RECORD EXTRACTS start

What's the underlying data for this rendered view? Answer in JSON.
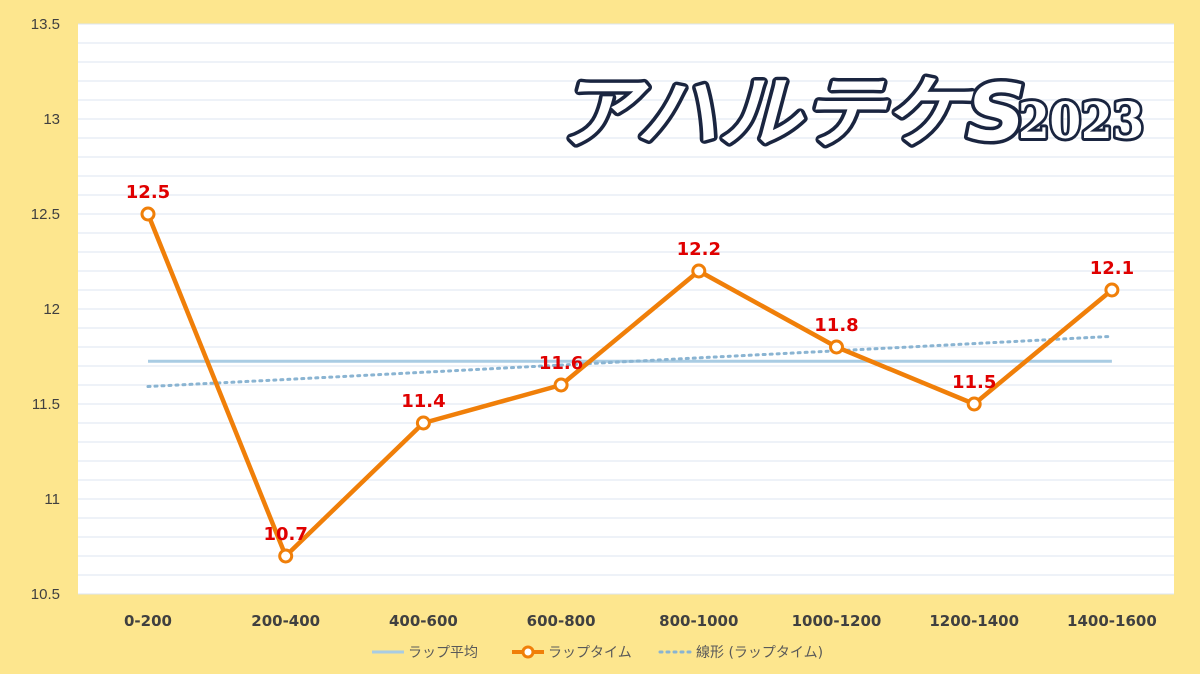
{
  "colors": {
    "frame": "#fde68e",
    "plot_background": "#ffffff",
    "gridline": "#dce6f0",
    "lap_line": "#f07f09",
    "average_line": "#a9cce3",
    "trend_line": "#8ab4d2",
    "data_label": "#e00000",
    "title_fill": "#ffffff",
    "title_outline": "#1a2540"
  },
  "chart_data": {
    "type": "line",
    "title": "アハルテケS",
    "title_year": "2023",
    "categories": [
      "0-200",
      "200-400",
      "400-600",
      "600-800",
      "800-1000",
      "1000-1200",
      "1200-1400",
      "1400-1600"
    ],
    "ylim": [
      10.5,
      13.5
    ],
    "yticks": [
      10.5,
      11,
      11.5,
      12,
      12.5,
      13,
      13.5
    ],
    "ytick_labels": [
      "10.5",
      "11",
      "11.5",
      "12",
      "12.5",
      "13",
      "13.5"
    ],
    "grid": true,
    "legend_position": "bottom",
    "series": [
      {
        "name": "ラップ平均",
        "kind": "average",
        "values": [
          11.725,
          11.725,
          11.725,
          11.725,
          11.725,
          11.725,
          11.725,
          11.725
        ]
      },
      {
        "name": "ラップタイム",
        "kind": "lap",
        "values": [
          12.5,
          10.7,
          11.4,
          11.6,
          12.2,
          11.8,
          11.5,
          12.1
        ],
        "data_labels": [
          "12.5",
          "10.7",
          "11.4",
          "11.6",
          "12.2",
          "11.8",
          "11.5",
          "12.1"
        ]
      },
      {
        "name": "線形 (ラップタイム)",
        "kind": "trend",
        "values": [
          11.592,
          11.629,
          11.667,
          11.705,
          11.743,
          11.78,
          11.818,
          11.856
        ]
      }
    ]
  }
}
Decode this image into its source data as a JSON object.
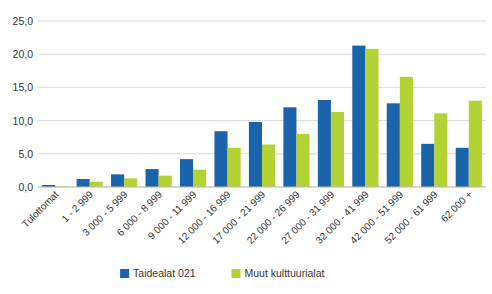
{
  "chart_data": {
    "type": "bar",
    "categories": [
      "Tulottomat",
      "1 - 2 999",
      "3 000 - 5 999",
      "6 000 - 8 999",
      "9 000 - 11 999",
      "12 000 - 16 999",
      "17 000 - 21 999",
      "22 000 - 26 999",
      "27 000 - 31 999",
      "32 000 - 41 999",
      "42 000 - 51 999",
      "52 000 - 61 999",
      "62 000 +"
    ],
    "series": [
      {
        "name": "Taidealat 021",
        "color": "#1a64ab",
        "values": [
          0.3,
          1.2,
          1.9,
          2.7,
          4.2,
          8.4,
          9.8,
          12.0,
          13.1,
          21.3,
          12.6,
          6.5,
          5.9
        ]
      },
      {
        "name": "Muut kulttuurialat",
        "color": "#b3d335",
        "values": [
          0.1,
          0.8,
          1.3,
          1.7,
          2.6,
          5.9,
          6.4,
          8.0,
          11.3,
          20.8,
          16.6,
          11.1,
          13.0
        ]
      }
    ],
    "ylim": [
      0,
      25
    ],
    "yticks": [
      {
        "value": 0,
        "label": "0,0"
      },
      {
        "value": 5,
        "label": "5,0"
      },
      {
        "value": 10,
        "label": "10,0"
      },
      {
        "value": 15,
        "label": "15,0"
      },
      {
        "value": 20,
        "label": "20,0"
      },
      {
        "value": 25,
        "label": "25,0"
      }
    ],
    "grid": true,
    "legend": "bottom"
  }
}
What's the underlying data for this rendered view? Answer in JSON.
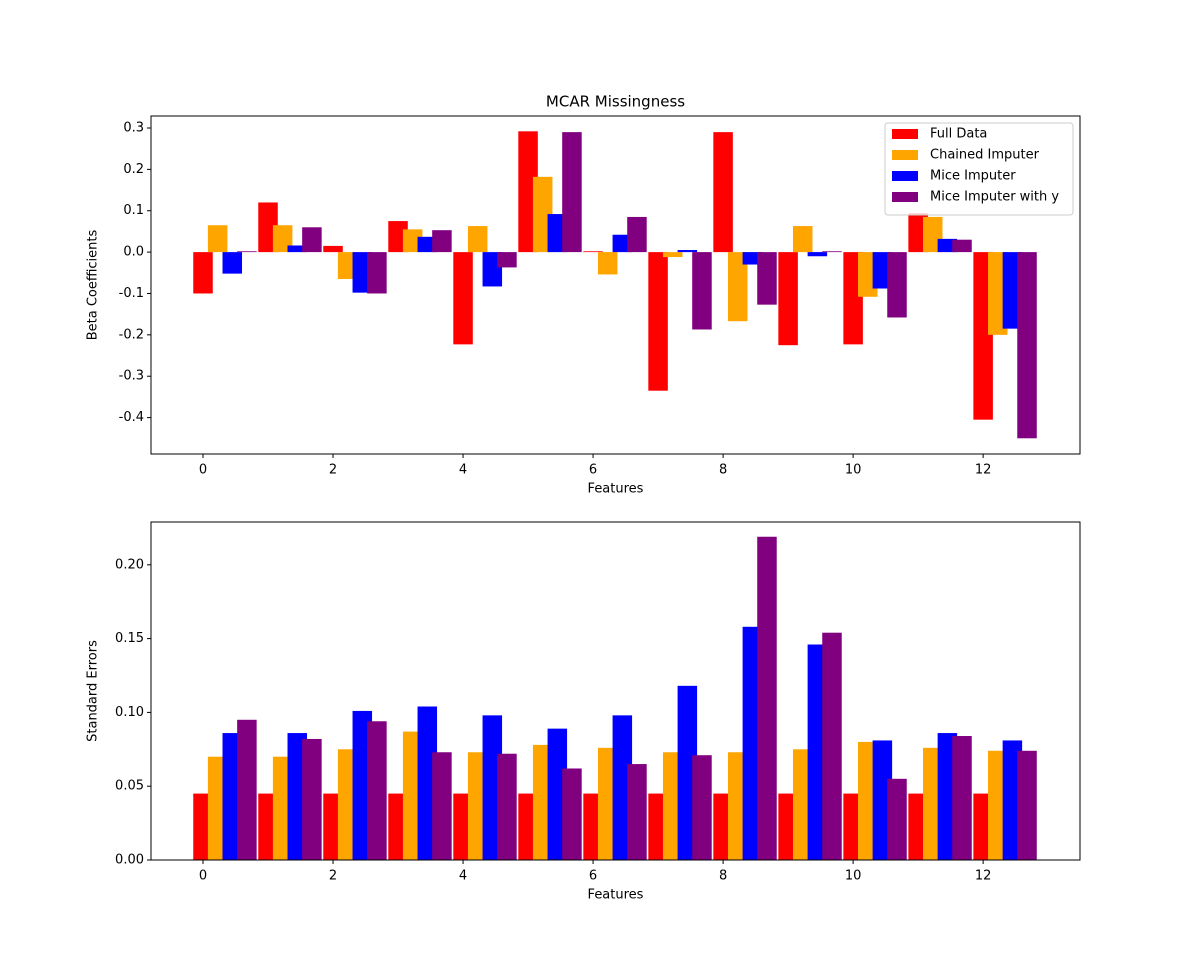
{
  "chart_data": [
    {
      "type": "bar",
      "title": "MCAR Missingness",
      "xlabel": "Features",
      "ylabel": "Beta Coefficients",
      "x": [
        0,
        1,
        2,
        3,
        4,
        5,
        6,
        7,
        8,
        9,
        10,
        11,
        12
      ],
      "xlim": [
        -0.8,
        13.49
      ],
      "xticks": [
        0,
        2,
        4,
        6,
        8,
        10,
        12
      ],
      "ylim": [
        -0.488,
        0.329
      ],
      "yticks": [
        -0.4,
        -0.3,
        -0.2,
        -0.1,
        {
          "value": 0,
          "label": "0.0"
        },
        0.1,
        0.2,
        0.3
      ],
      "legend": "upper right",
      "series": [
        {
          "name": "Full Data",
          "color": "#ff0000",
          "values": [
            -0.1,
            0.12,
            0.015,
            0.075,
            -0.223,
            0.292,
            0.002,
            -0.335,
            0.29,
            -0.225,
            -0.223,
            0.094,
            -0.405
          ]
        },
        {
          "name": "Chained Imputer",
          "color": "#ffa500",
          "values": [
            0.065,
            0.065,
            -0.065,
            0.055,
            0.063,
            0.182,
            -0.054,
            -0.012,
            -0.167,
            0.063,
            -0.108,
            0.085,
            -0.2
          ]
        },
        {
          "name": "Mice Imputer",
          "color": "#0000ff",
          "values": [
            -0.052,
            0.016,
            -0.098,
            0.037,
            -0.083,
            0.092,
            0.042,
            0.005,
            -0.03,
            -0.01,
            -0.088,
            0.032,
            -0.185
          ]
        },
        {
          "name": "Mice Imputer with y",
          "color": "#800080",
          "values": [
            0.002,
            0.06,
            -0.1,
            0.053,
            -0.037,
            0.29,
            0.085,
            -0.187,
            -0.127,
            0.002,
            -0.158,
            0.03,
            -0.45
          ]
        }
      ]
    },
    {
      "type": "bar",
      "xlabel": "Features",
      "ylabel": "Standard Errors",
      "x": [
        0,
        1,
        2,
        3,
        4,
        5,
        6,
        7,
        8,
        9,
        10,
        11,
        12
      ],
      "xlim": [
        -0.8,
        13.49
      ],
      "xticks": [
        0,
        2,
        4,
        6,
        8,
        10,
        12
      ],
      "ylim": [
        0,
        0.229
      ],
      "yticks": [
        {
          "value": 0,
          "label": "0.00"
        },
        {
          "value": 0.05,
          "label": "0.05"
        },
        {
          "value": 0.1,
          "label": "0.10"
        },
        {
          "value": 0.15,
          "label": "0.15"
        },
        {
          "value": 0.2,
          "label": "0.20"
        }
      ],
      "series": [
        {
          "color": "#ff0000",
          "values": [
            0.045,
            0.045,
            0.045,
            0.045,
            0.045,
            0.045,
            0.045,
            0.045,
            0.045,
            0.045,
            0.045,
            0.045,
            0.045
          ]
        },
        {
          "color": "#ffa500",
          "values": [
            0.07,
            0.07,
            0.075,
            0.087,
            0.073,
            0.078,
            0.076,
            0.073,
            0.073,
            0.075,
            0.08,
            0.076,
            0.074
          ]
        },
        {
          "color": "#0000ff",
          "values": [
            0.086,
            0.086,
            0.101,
            0.104,
            0.098,
            0.089,
            0.098,
            0.118,
            0.158,
            0.146,
            0.081,
            0.086,
            0.081
          ]
        },
        {
          "color": "#800080",
          "values": [
            0.095,
            0.082,
            0.094,
            0.073,
            0.072,
            0.062,
            0.065,
            0.071,
            0.219,
            0.154,
            0.055,
            0.084,
            0.074
          ]
        }
      ]
    }
  ]
}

RECORD EXTRACTS end

TASK STATEMENT: Transcribe each entry precisely as given, leaving the pictures out.

ANSWER TO THE TASK:
What's the underlying data for this rendered view? Answer in JSON.
{
  "colors": {
    "frame": "#fde68e",
    "plot_background": "#ffffff",
    "gridline": "#dce6f0",
    "lap_line": "#f07f09",
    "average_line": "#a9cce3",
    "trend_line": "#8ab4d2",
    "data_label": "#e00000",
    "title_fill": "#ffffff",
    "title_outline": "#1a2540"
  },
  "chart_data": {
    "type": "line",
    "title": "アハルテケS",
    "title_year": "2023",
    "categories": [
      "0-200",
      "200-400",
      "400-600",
      "600-800",
      "800-1000",
      "1000-1200",
      "1200-1400",
      "1400-1600"
    ],
    "ylim": [
      10.5,
      13.5
    ],
    "yticks": [
      10.5,
      11,
      11.5,
      12,
      12.5,
      13,
      13.5
    ],
    "ytick_labels": [
      "10.5",
      "11",
      "11.5",
      "12",
      "12.5",
      "13",
      "13.5"
    ],
    "grid": true,
    "legend_position": "bottom",
    "series": [
      {
        "name": "ラップ平均",
        "kind": "average",
        "values": [
          11.725,
          11.725,
          11.725,
          11.725,
          11.725,
          11.725,
          11.725,
          11.725
        ]
      },
      {
        "name": "ラップタイム",
        "kind": "lap",
        "values": [
          12.5,
          10.7,
          11.4,
          11.6,
          12.2,
          11.8,
          11.5,
          12.1
        ],
        "data_labels": [
          "12.5",
          "10.7",
          "11.4",
          "11.6",
          "12.2",
          "11.8",
          "11.5",
          "12.1"
        ]
      },
      {
        "name": "線形 (ラップタイム)",
        "kind": "trend",
        "values": [
          11.592,
          11.629,
          11.667,
          11.705,
          11.743,
          11.78,
          11.818,
          11.856
        ]
      }
    ]
  }
}
Decode this image into its source data as a JSON object.
{
  "chart_data": {
    "type": "bar",
    "categories": [
      "Tulottomat",
      "1 - 2 999",
      "3 000 - 5 999",
      "6 000 - 8 999",
      "9 000 - 11 999",
      "12 000 - 16 999",
      "17 000 - 21 999",
      "22 000 - 26 999",
      "27 000 - 31 999",
      "32 000 - 41 999",
      "42 000 - 51 999",
      "52 000 - 61 999",
      "62 000 +"
    ],
    "series": [
      {
        "name": "Taidealat 021",
        "color": "#1a64ab",
        "values": [
          0.3,
          1.2,
          1.9,
          2.7,
          4.2,
          8.4,
          9.8,
          12.0,
          13.1,
          21.3,
          12.6,
          6.5,
          5.9
        ]
      },
      {
        "name": "Muut kulttuurialat",
        "color": "#b3d335",
        "values": [
          0.1,
          0.8,
          1.3,
          1.7,
          2.6,
          5.9,
          6.4,
          8.0,
          11.3,
          20.8,
          16.6,
          11.1,
          13.0
        ]
      }
    ],
    "ylim": [
      0,
      25
    ],
    "yticks": [
      {
        "value": 0,
        "label": "0,0"
      },
      {
        "value": 5,
        "label": "5,0"
      },
      {
        "value": 10,
        "label": "10,0"
      },
      {
        "value": 15,
        "label": "15,0"
      },
      {
        "value": 20,
        "label": "20,0"
      },
      {
        "value": 25,
        "label": "25,0"
      }
    ],
    "grid": true,
    "legend": "bottom"
  }
}
What's the underlying data for this rendered view? Answer in JSON.
{
  "chart_data": [
    {
      "type": "bar",
      "title": "MCAR Missingness",
      "xlabel": "Features",
      "ylabel": "Beta Coefficients",
      "x": [
        0,
        1,
        2,
        3,
        4,
        5,
        6,
        7,
        8,
        9,
        10,
        11,
        12
      ],
      "xlim": [
        -0.8,
        13.49
      ],
      "xticks": [
        0,
        2,
        4,
        6,
        8,
        10,
        12
      ],
      "ylim": [
        -0.488,
        0.329
      ],
      "yticks": [
        -0.4,
        -0.3,
        -0.2,
        -0.1,
        {
          "value": 0,
          "label": "0.0"
        },
        0.1,
        0.2,
        0.3
      ],
      "legend": "upper right",
      "series": [
        {
          "name": "Full Data",
          "color": "#ff0000",
          "values": [
            -0.1,
            0.12,
            0.015,
            0.075,
            -0.223,
            0.292,
            0.002,
            -0.335,
            0.29,
            -0.225,
            -0.223,
            0.094,
            -0.405
          ]
        },
        {
          "name": "Chained Imputer",
          "color": "#ffa500",
          "values": [
            0.065,
            0.065,
            -0.065,
            0.055,
            0.063,
            0.182,
            -0.054,
            -0.012,
            -0.167,
            0.063,
            -0.108,
            0.085,
            -0.2
          ]
        },
        {
          "name": "Mice Imputer",
          "color": "#0000ff",
          "values": [
            -0.052,
            0.016,
            -0.098,
            0.037,
            -0.083,
            0.092,
            0.042,
            0.005,
            -0.03,
            -0.01,
            -0.088,
            0.032,
            -0.185
          ]
        },
        {
          "name": "Mice Imputer with y",
          "color": "#800080",
          "values": [
            0.002,
            0.06,
            -0.1,
            0.053,
            -0.037,
            0.29,
            0.085,
            -0.187,
            -0.127,
            0.002,
            -0.158,
            0.03,
            -0.45
          ]
        }
      ]
    },
    {
      "type": "bar",
      "xlabel": "Features",
      "ylabel": "Standard Errors",
      "x": [
        0,
        1,
        2,
        3,
        4,
        5,
        6,
        7,
        8,
        9,
        10,
        11,
        12
      ],
      "xlim": [
        -0.8,
        13.49
      ],
      "xticks": [
        0,
        2,
        4,
        6,
        8,
        10,
        12
      ],
      "ylim": [
        0,
        0.229
      ],
      "yticks": [
        {
          "value": 0,
          "label": "0.00"
        },
        {
          "value": 0.05,
          "label": "0.05"
        },
        {
          "value": 0.1,
          "label": "0.10"
        },
        {
          "value": 0.15,
          "label": "0.15"
        },
        {
          "value": 0.2,
          "label": "0.20"
        }
      ],
      "series": [
        {
          "color": "#ff0000",
          "values": [
            0.045,
            0.045,
            0.045,
            0.045,
            0.045,
            0.045,
            0.045,
            0.045,
            0.045,
            0.045,
            0.045,
            0.045,
            0.045
          ]
        },
        {
          "color": "#ffa500",
          "values": [
            0.07,
            0.07,
            0.075,
            0.087,
            0.073,
            0.078,
            0.076,
            0.073,
            0.073,
            0.075,
            0.08,
            0.076,
            0.074
          ]
        },
        {
          "color": "#0000ff",
          "values": [
            0.086,
            0.086,
            0.101,
            0.104,
            0.098,
            0.089,
            0.098,
            0.118,
            0.158,
            0.146,
            0.081,
            0.086,
            0.081
          ]
        },
        {
          "color": "#800080",
          "values": [
            0.095,
            0.082,
            0.094,
            0.073,
            0.072,
            0.062,
            0.065,
            0.071,
            0.219,
            0.154,
            0.055,
            0.084,
            0.074
          ]
        }
      ]
    }
  ]
}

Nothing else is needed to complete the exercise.